What to produce: From the data that follows, copy every line holding the string "Thruster".

___ Records to process ___

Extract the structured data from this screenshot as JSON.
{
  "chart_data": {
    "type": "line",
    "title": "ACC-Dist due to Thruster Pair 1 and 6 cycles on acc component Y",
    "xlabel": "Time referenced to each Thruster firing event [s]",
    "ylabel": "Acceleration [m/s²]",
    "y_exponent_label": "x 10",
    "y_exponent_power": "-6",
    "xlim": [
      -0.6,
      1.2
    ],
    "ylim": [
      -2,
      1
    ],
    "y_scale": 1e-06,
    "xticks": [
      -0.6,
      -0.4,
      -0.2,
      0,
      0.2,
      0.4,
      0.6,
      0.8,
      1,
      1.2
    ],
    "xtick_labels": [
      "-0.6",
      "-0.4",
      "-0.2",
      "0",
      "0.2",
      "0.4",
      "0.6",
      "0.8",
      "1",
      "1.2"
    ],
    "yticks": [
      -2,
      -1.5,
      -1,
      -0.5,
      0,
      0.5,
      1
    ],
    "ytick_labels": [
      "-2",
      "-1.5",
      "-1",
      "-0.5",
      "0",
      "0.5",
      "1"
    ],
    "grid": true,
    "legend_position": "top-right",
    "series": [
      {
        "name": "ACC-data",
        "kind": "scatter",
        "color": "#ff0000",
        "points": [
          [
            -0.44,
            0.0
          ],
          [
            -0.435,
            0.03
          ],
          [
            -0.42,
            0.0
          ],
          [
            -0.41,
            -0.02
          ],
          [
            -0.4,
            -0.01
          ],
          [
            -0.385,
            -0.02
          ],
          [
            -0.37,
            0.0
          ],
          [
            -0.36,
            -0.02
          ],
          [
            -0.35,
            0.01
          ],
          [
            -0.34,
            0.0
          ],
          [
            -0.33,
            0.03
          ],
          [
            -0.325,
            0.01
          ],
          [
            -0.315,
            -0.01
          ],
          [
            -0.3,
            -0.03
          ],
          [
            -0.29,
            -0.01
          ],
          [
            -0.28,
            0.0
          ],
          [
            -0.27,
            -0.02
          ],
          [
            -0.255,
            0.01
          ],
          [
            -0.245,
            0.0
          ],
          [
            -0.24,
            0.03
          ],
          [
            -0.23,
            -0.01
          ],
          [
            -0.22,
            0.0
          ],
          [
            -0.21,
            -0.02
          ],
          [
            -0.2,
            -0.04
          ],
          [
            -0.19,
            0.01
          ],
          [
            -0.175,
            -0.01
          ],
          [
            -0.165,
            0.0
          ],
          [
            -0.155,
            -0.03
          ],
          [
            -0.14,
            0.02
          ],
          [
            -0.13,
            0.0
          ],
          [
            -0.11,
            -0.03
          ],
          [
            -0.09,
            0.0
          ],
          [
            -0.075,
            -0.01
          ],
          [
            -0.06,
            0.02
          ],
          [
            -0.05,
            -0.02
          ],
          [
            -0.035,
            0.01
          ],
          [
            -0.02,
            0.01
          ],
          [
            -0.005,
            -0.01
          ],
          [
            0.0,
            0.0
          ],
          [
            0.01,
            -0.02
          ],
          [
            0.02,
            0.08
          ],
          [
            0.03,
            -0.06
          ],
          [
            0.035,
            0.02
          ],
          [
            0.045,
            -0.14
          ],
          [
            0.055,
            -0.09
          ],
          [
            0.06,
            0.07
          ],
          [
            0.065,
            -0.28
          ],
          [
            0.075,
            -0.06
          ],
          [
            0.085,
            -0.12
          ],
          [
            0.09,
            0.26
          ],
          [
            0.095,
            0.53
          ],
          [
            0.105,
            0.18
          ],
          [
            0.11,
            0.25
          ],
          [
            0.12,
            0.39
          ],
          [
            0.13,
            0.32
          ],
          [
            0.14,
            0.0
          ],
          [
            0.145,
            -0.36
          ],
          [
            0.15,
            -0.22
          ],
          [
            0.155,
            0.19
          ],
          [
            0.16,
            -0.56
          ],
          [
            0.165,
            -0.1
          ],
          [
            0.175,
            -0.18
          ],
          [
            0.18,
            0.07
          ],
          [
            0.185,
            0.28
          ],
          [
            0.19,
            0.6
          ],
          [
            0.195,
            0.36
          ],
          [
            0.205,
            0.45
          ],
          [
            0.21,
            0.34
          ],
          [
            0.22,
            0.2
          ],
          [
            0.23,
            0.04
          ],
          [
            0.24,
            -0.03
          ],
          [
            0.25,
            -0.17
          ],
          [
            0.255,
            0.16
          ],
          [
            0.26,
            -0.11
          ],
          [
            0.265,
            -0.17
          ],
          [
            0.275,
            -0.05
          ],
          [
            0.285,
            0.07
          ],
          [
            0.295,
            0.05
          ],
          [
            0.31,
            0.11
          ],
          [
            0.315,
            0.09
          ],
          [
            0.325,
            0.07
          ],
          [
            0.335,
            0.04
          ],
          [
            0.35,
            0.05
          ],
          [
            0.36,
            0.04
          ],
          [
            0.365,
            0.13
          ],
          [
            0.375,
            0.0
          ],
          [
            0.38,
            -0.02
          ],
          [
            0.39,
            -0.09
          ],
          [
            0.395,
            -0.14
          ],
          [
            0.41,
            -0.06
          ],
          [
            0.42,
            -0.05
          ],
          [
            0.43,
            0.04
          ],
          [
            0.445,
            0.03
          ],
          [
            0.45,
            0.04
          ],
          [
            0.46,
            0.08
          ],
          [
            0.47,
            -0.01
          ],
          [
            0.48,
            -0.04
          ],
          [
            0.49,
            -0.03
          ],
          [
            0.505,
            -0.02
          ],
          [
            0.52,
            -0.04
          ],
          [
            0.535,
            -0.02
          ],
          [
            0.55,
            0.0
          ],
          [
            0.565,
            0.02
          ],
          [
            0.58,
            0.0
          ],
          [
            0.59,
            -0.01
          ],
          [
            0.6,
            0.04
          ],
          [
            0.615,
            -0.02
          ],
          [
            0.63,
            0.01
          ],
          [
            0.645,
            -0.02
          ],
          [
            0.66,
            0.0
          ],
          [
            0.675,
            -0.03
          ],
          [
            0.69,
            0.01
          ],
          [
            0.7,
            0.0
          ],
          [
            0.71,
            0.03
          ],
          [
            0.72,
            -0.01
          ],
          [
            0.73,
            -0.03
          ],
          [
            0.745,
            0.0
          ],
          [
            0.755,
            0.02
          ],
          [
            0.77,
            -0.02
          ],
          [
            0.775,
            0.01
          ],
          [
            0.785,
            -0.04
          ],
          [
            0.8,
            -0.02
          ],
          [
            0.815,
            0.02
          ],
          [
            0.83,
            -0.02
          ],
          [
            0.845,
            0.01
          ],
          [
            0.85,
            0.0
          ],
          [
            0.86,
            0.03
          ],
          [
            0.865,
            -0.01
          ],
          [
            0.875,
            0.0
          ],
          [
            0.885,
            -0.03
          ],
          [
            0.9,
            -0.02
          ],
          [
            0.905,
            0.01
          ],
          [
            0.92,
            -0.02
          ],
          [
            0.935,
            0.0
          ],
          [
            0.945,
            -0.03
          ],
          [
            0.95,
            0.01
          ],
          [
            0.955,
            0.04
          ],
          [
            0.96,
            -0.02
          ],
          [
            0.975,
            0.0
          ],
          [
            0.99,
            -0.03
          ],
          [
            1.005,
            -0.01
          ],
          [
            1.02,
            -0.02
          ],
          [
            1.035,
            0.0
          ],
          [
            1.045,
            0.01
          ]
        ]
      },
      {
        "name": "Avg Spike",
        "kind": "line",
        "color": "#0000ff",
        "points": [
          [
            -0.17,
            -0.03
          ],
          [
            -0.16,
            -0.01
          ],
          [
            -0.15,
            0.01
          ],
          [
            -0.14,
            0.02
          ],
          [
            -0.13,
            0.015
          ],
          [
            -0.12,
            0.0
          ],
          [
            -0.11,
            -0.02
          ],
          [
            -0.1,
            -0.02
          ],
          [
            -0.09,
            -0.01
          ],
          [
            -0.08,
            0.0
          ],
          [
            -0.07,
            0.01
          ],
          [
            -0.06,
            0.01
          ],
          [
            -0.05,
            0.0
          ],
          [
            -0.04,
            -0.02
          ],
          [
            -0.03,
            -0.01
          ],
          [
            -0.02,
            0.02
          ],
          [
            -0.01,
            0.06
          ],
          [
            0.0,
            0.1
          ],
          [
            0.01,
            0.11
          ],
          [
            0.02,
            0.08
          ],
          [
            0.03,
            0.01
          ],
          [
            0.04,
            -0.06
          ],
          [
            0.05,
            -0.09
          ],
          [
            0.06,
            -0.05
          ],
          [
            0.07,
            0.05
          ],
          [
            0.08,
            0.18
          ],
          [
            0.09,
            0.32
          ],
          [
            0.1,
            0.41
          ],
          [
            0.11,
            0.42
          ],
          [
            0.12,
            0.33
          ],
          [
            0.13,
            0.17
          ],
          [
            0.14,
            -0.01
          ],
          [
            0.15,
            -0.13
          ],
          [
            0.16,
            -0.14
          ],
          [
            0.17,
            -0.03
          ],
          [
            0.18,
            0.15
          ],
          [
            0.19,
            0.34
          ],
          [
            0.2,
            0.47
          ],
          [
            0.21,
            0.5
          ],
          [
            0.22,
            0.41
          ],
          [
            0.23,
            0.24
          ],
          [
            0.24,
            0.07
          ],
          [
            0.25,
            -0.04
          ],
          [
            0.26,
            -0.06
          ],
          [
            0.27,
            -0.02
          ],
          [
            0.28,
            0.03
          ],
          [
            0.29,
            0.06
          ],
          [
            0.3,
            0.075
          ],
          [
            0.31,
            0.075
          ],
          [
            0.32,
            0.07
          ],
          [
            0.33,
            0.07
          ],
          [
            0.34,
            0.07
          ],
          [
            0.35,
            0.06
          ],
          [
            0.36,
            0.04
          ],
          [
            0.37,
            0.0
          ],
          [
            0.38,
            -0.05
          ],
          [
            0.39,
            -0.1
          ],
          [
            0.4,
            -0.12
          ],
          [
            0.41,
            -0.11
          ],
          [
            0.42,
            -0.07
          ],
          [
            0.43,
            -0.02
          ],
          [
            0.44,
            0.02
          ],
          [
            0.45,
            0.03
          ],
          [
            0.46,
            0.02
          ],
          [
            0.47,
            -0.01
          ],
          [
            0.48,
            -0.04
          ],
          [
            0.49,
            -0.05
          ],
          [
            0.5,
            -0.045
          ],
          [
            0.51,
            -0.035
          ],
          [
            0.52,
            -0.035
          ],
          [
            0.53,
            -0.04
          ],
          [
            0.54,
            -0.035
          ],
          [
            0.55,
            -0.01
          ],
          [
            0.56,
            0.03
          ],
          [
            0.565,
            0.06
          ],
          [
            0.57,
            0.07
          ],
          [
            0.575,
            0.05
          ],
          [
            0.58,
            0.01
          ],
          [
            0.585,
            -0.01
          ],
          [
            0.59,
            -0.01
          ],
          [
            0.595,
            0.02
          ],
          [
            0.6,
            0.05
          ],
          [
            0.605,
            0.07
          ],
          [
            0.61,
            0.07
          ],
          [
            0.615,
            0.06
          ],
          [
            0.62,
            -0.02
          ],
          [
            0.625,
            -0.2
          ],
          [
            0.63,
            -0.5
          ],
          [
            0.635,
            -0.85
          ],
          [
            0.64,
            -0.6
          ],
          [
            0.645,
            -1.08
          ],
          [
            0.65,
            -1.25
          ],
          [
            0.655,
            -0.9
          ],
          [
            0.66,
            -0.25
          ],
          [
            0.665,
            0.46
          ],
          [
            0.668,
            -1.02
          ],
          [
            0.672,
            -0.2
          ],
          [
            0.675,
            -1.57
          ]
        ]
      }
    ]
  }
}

___

Result of this task:
    "title": "ACC-Dist due to Thruster Pair 1 and 6 cycles on acc component Y",
    "xlabel": "Time referenced to each Thruster firing event [s]",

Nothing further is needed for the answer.